(Dataset items)
______________________________

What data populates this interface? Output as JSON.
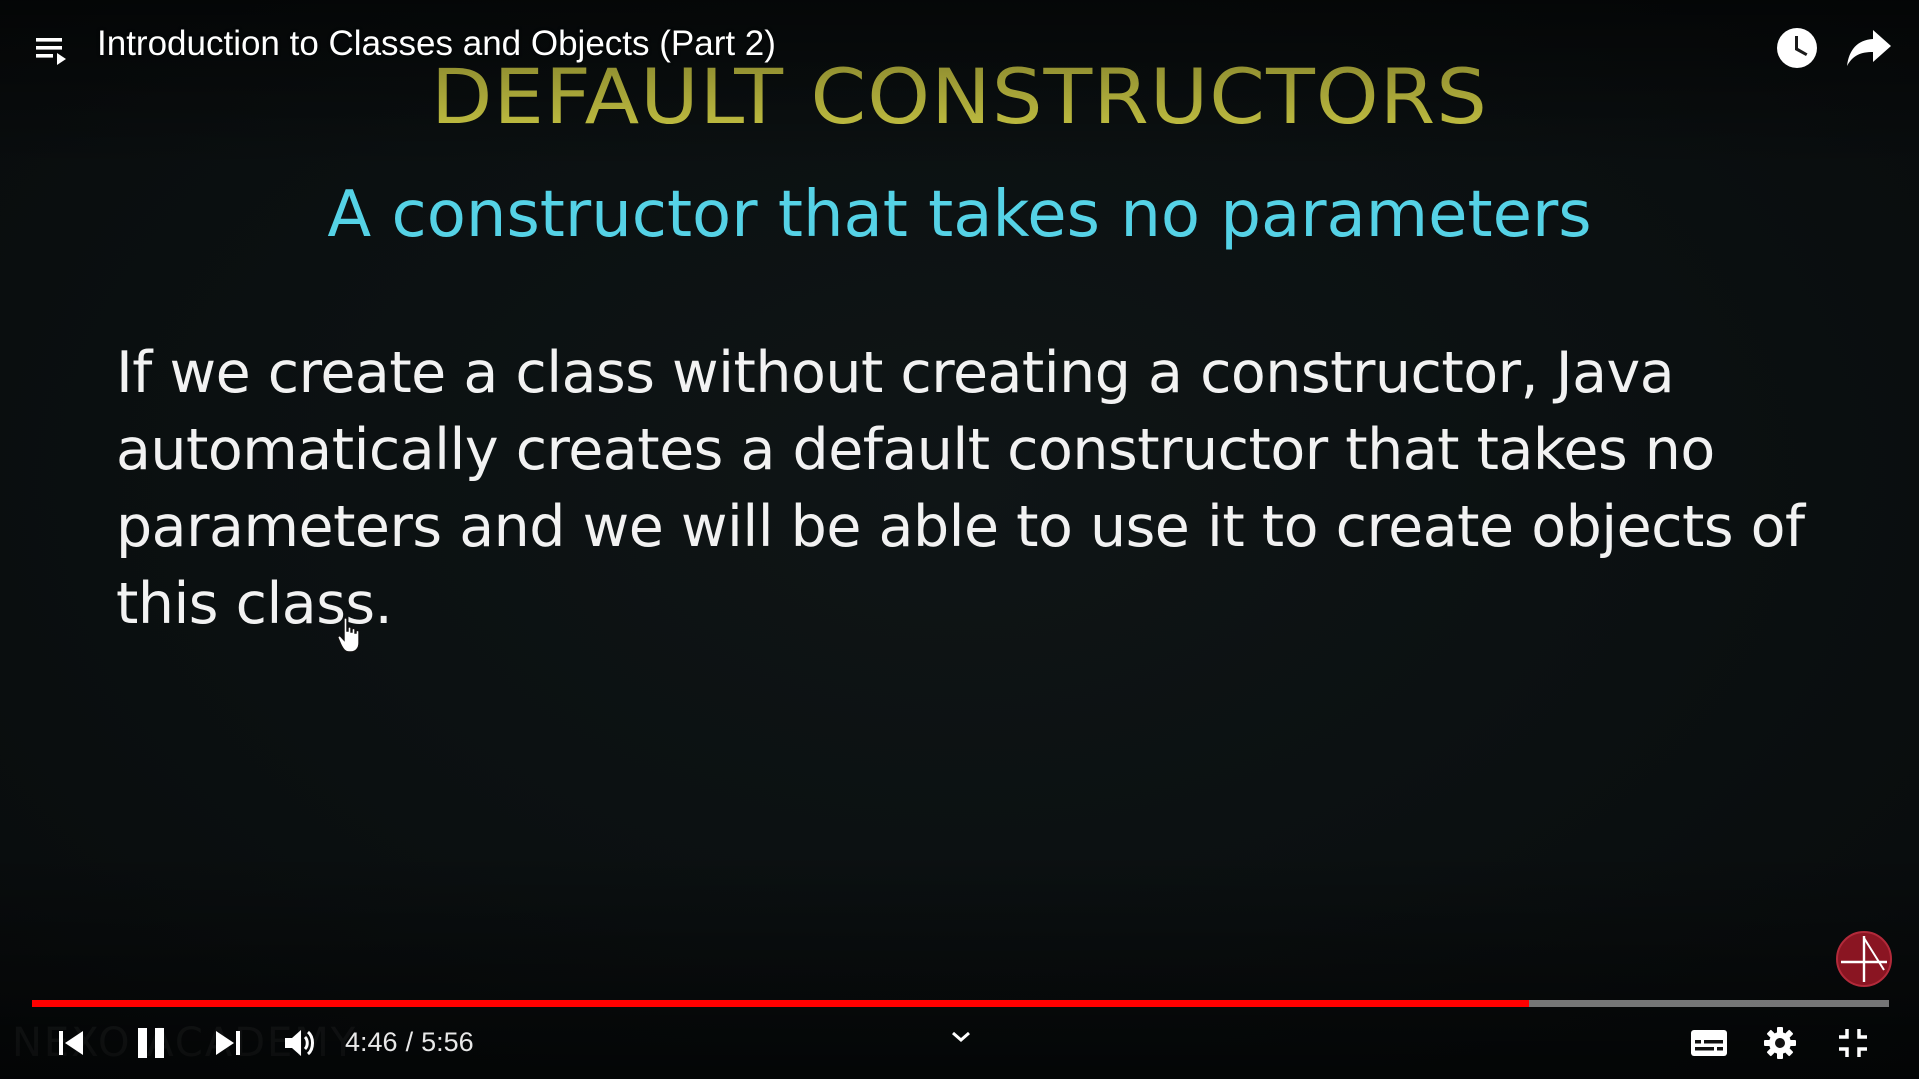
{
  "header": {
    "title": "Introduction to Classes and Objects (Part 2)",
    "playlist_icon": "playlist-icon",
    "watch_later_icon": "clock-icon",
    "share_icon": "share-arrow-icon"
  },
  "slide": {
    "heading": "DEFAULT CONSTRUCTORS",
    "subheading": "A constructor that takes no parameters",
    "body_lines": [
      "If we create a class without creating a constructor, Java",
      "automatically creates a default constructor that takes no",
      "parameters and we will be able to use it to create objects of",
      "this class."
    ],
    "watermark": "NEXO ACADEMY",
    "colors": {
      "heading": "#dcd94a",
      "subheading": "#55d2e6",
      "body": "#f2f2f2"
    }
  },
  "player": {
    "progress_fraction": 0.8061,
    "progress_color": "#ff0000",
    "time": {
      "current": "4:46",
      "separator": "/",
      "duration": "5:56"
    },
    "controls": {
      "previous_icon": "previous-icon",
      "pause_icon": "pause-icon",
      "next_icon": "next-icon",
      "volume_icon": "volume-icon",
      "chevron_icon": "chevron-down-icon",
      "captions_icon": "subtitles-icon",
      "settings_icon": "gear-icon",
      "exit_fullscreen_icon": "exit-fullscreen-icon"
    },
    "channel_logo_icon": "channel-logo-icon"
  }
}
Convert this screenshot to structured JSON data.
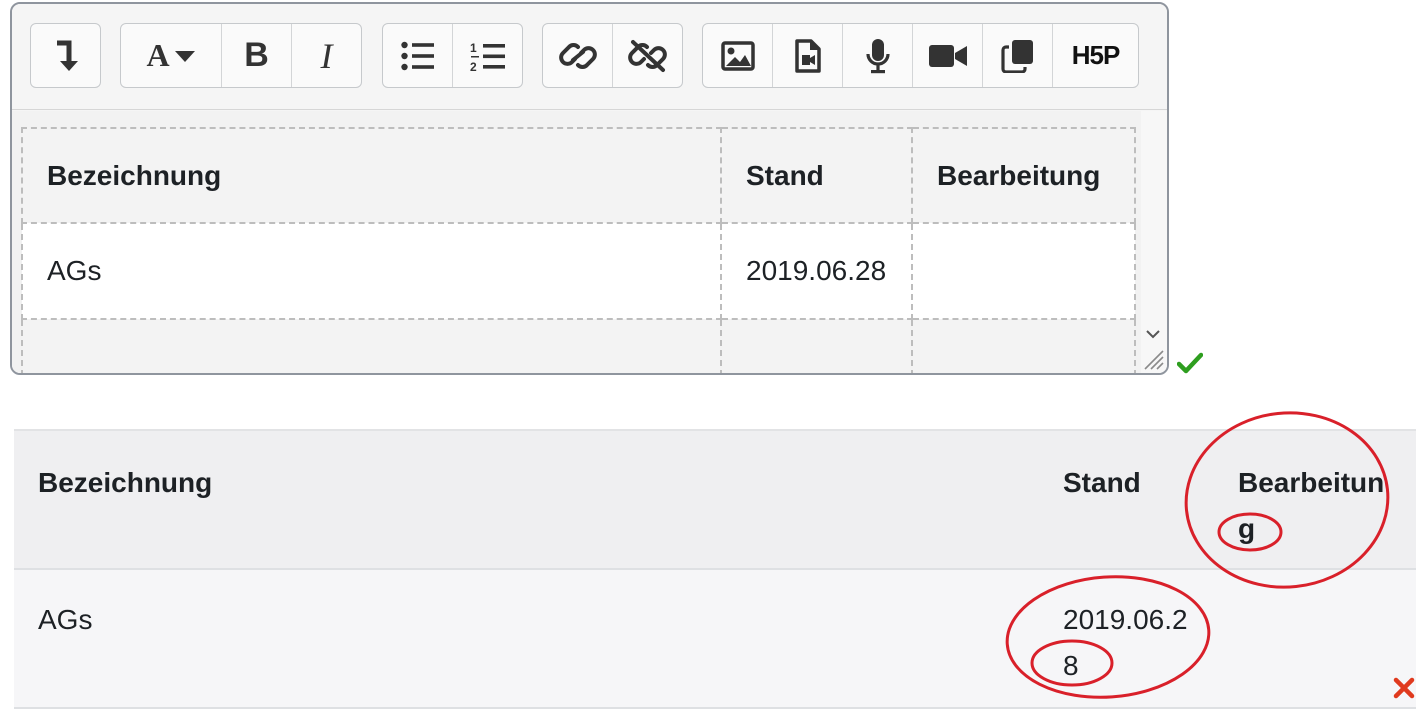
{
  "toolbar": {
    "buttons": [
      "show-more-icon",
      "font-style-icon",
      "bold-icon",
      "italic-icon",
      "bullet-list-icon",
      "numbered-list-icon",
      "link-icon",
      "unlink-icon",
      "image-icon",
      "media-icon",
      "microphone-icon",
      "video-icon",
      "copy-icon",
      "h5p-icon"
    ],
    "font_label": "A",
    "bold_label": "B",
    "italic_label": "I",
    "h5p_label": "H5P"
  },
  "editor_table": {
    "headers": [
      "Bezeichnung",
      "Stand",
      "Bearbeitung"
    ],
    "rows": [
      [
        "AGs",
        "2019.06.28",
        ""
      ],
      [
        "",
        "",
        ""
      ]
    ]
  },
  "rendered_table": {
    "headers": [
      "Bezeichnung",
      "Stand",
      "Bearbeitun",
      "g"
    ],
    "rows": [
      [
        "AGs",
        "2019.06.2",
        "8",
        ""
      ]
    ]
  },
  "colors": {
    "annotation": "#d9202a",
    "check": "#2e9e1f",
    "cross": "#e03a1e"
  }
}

______________________________

Aim:
Collect each line above holding the string "that".

Final result:
    "subheading": "A constructor that takes no parameters",
      "automatically creates a default constructor that takes no",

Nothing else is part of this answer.